_Work required_
Filter the entries below, keeping every line that has the word "Mole".

_Data listing_

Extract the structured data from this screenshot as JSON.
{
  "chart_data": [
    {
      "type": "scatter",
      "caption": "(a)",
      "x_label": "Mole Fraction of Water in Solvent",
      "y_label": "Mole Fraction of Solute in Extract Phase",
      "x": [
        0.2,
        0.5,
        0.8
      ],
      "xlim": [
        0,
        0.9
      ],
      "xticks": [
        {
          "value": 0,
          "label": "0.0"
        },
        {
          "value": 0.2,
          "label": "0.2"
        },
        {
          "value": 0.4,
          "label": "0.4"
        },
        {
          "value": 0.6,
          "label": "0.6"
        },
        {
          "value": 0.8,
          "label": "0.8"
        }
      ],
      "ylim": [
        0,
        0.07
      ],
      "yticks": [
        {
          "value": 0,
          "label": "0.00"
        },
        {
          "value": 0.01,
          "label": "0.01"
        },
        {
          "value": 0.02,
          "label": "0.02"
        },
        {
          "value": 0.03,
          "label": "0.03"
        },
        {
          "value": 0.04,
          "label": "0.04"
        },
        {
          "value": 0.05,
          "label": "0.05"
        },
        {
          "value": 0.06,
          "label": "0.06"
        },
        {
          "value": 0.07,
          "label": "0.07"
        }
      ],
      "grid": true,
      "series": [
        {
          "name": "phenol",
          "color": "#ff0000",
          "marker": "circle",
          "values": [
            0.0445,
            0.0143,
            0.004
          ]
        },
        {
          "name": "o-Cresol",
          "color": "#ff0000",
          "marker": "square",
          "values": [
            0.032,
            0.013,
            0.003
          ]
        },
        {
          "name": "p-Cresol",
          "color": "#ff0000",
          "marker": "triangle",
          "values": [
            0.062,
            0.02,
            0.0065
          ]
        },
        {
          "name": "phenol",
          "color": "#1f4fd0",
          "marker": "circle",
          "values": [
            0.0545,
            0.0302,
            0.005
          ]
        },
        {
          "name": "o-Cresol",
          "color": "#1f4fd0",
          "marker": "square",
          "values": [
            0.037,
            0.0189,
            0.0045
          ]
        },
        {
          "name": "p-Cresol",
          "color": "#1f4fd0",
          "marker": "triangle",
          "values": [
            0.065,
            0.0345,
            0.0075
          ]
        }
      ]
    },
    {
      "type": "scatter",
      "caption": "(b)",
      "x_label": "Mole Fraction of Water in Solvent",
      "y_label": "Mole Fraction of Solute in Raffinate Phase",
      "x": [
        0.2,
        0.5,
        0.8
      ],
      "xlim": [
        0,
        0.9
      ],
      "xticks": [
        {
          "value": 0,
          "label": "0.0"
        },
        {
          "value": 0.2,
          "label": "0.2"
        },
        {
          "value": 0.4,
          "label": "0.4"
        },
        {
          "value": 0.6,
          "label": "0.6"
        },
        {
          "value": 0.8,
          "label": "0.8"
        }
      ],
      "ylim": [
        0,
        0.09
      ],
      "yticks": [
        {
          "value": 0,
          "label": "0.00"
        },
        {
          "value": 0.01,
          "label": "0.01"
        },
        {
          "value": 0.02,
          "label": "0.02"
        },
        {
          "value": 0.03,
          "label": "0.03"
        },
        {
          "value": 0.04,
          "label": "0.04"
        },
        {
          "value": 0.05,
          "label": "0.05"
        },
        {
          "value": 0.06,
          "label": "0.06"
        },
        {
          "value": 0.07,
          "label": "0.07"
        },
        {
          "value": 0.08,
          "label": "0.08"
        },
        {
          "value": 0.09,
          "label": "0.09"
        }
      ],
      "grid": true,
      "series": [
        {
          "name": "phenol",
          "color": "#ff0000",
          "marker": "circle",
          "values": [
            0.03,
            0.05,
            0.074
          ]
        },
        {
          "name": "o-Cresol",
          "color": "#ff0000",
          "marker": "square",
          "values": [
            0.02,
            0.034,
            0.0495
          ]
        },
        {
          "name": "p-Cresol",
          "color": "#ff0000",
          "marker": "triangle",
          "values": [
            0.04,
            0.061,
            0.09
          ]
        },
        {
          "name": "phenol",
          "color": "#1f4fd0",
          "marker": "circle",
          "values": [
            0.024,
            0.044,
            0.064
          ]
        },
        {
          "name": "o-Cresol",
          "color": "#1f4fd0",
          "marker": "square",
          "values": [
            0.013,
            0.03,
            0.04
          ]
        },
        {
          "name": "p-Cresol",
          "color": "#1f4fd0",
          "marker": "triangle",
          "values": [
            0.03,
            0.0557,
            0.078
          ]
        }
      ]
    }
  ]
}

_The reply_
      "x_label": "Mole Fraction of Water in Solvent",
      "y_label": "Mole Fraction of Solute in Extract Phase",
      "x_label": "Mole Fraction of Water in Solvent",
      "y_label": "Mole Fraction of Solute in Raffinate Phase",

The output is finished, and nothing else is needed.